═══ Data supplied ═══
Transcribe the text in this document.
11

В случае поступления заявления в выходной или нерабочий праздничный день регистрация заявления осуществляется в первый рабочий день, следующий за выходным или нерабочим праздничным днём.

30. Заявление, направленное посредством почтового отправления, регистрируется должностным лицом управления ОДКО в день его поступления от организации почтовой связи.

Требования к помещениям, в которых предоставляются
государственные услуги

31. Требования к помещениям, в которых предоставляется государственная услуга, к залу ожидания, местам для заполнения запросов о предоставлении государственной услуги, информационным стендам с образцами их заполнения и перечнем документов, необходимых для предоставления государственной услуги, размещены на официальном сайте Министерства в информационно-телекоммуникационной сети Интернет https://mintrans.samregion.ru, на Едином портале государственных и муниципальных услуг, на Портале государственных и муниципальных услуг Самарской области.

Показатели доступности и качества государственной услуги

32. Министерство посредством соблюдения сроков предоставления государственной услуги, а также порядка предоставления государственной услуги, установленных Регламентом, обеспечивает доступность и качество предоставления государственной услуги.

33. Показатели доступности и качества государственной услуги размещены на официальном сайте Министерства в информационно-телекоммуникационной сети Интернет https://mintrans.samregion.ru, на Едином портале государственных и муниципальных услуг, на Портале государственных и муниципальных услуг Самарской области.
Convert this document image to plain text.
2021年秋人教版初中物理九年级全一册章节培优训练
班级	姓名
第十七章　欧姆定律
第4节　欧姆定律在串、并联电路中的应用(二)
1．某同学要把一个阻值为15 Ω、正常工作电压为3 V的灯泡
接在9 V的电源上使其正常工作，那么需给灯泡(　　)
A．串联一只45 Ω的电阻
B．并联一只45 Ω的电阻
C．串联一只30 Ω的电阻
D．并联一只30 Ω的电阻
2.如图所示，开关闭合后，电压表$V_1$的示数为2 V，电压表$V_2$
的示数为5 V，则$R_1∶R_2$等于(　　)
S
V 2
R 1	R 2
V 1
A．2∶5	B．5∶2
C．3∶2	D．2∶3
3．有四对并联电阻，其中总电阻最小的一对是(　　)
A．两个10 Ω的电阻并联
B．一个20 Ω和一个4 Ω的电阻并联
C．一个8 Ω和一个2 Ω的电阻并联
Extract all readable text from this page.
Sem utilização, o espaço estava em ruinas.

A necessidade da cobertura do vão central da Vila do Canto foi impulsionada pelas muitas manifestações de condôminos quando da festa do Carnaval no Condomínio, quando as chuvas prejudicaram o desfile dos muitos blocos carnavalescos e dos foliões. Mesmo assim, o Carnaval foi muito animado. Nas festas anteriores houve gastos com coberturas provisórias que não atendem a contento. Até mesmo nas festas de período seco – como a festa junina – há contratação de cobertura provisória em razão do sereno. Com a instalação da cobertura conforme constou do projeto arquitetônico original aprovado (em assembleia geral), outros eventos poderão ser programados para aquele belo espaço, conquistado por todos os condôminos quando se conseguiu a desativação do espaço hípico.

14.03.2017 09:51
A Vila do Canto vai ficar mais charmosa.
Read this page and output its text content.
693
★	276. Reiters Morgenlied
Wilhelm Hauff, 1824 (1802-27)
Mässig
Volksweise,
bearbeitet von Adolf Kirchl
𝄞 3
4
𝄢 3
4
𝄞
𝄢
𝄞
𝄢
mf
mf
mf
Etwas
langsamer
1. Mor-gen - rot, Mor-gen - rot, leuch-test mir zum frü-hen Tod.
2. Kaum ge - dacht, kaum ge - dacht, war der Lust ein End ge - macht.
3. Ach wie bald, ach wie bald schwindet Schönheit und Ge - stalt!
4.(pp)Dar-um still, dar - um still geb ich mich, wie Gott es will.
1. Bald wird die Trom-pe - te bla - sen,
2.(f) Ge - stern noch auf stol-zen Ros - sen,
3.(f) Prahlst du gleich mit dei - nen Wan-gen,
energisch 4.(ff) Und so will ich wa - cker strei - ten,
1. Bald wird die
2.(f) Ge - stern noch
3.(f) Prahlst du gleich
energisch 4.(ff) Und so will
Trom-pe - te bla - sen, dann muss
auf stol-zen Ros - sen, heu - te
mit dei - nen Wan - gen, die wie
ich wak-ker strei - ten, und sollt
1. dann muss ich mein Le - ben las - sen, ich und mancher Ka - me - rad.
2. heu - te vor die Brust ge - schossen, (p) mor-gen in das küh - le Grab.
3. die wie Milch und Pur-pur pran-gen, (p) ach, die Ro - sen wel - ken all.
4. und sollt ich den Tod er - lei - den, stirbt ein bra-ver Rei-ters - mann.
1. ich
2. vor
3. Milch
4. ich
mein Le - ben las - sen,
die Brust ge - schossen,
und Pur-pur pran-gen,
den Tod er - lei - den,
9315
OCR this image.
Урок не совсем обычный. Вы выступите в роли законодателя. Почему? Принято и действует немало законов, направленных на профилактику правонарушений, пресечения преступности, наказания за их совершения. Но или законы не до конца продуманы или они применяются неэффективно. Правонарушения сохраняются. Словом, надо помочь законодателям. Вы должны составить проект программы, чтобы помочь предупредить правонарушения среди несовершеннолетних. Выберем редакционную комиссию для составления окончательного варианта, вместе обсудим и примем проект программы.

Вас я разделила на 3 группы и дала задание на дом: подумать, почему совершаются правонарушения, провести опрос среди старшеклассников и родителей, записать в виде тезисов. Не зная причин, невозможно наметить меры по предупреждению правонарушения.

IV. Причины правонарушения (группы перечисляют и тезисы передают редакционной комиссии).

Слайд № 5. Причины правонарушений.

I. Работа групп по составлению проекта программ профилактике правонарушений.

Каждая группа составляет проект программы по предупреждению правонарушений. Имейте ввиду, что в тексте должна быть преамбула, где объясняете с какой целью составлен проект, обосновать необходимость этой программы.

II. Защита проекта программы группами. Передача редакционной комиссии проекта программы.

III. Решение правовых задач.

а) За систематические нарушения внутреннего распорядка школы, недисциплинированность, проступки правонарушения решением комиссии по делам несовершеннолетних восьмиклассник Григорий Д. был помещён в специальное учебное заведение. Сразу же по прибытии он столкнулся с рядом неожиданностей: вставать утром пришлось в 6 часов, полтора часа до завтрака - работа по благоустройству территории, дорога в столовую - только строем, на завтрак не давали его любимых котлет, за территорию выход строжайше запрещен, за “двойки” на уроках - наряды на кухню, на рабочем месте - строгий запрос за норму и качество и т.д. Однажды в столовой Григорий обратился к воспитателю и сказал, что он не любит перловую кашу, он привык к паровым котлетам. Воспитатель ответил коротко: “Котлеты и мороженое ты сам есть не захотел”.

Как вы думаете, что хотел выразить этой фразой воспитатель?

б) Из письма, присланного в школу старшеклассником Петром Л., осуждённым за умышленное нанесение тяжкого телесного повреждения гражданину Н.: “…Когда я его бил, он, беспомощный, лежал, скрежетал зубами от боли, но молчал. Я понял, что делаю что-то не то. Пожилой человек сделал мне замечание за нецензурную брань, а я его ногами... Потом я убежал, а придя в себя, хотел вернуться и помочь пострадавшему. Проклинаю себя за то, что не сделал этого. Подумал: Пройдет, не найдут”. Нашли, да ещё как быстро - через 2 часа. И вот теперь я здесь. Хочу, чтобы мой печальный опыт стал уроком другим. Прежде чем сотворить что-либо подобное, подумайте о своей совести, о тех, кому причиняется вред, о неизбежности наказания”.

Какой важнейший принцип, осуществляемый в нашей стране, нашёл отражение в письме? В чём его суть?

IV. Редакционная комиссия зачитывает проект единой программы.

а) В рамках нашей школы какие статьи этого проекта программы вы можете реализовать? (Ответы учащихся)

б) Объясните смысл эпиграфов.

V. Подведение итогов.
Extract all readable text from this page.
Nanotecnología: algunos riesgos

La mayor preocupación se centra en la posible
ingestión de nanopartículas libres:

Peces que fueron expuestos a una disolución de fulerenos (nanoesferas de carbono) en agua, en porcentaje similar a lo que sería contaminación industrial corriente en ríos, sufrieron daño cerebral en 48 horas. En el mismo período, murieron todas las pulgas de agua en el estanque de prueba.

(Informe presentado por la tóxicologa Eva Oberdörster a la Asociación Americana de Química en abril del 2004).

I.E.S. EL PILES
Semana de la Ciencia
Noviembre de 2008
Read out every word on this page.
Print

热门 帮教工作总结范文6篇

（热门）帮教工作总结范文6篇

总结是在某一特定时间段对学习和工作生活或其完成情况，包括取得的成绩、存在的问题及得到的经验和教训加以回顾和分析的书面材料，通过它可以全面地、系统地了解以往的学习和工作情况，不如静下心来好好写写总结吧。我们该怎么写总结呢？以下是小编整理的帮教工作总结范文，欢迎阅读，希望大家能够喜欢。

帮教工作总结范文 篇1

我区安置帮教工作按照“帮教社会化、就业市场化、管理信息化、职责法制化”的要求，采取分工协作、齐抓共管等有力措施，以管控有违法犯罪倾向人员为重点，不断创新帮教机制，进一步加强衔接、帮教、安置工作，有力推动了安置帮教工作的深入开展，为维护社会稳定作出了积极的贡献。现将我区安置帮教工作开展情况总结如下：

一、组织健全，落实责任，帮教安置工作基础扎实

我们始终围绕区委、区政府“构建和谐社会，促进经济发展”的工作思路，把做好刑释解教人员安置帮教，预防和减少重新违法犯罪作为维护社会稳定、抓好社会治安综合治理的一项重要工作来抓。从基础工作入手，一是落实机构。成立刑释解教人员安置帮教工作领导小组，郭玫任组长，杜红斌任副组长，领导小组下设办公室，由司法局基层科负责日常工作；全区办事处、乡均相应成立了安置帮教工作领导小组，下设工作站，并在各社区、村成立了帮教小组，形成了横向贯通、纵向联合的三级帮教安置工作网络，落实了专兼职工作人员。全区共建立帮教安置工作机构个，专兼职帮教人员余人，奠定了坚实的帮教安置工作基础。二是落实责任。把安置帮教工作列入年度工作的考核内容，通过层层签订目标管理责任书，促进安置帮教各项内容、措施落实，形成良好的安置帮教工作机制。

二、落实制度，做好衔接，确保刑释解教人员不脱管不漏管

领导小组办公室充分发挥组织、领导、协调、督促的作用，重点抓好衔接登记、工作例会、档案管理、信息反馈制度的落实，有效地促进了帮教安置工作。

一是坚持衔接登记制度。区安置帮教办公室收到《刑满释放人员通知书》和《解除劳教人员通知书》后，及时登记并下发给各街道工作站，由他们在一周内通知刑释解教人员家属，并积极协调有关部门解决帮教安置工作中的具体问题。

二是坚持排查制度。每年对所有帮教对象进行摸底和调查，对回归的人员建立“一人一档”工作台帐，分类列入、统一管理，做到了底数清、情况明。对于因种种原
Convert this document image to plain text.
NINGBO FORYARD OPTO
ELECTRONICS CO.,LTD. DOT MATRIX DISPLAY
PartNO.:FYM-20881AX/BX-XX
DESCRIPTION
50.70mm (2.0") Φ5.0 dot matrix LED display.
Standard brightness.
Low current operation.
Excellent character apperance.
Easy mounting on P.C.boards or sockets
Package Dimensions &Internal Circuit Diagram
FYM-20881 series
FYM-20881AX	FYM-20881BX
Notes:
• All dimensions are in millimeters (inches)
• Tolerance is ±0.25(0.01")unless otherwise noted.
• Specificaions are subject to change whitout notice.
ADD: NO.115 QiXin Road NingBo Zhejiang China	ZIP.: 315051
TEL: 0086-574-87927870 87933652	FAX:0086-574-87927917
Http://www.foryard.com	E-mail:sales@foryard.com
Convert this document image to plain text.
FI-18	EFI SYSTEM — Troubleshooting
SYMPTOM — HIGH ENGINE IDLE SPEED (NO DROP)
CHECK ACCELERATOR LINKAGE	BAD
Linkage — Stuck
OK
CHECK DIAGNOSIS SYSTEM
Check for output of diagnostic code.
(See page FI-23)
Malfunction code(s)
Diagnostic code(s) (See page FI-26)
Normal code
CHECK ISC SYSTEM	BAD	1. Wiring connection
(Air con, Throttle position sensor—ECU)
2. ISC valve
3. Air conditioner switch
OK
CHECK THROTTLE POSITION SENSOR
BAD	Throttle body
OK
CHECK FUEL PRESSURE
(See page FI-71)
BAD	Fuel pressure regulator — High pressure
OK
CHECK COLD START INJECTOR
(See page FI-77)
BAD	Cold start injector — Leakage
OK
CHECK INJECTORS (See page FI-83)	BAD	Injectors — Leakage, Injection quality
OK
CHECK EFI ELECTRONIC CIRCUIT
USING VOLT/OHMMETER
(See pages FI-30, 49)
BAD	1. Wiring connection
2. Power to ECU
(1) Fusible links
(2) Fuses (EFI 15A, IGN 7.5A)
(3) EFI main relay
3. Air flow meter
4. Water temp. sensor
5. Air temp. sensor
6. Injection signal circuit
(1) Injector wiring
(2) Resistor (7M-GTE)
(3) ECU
═══
▸ **Task description**: Identify the lines that contain the string "Brust", and copy every one of them.

▸ **Exercise answer**:
2. heu - te vor die Brust ge - schossen, (p) mor-gen in das küh - le Grab.
die Brust ge - schossen,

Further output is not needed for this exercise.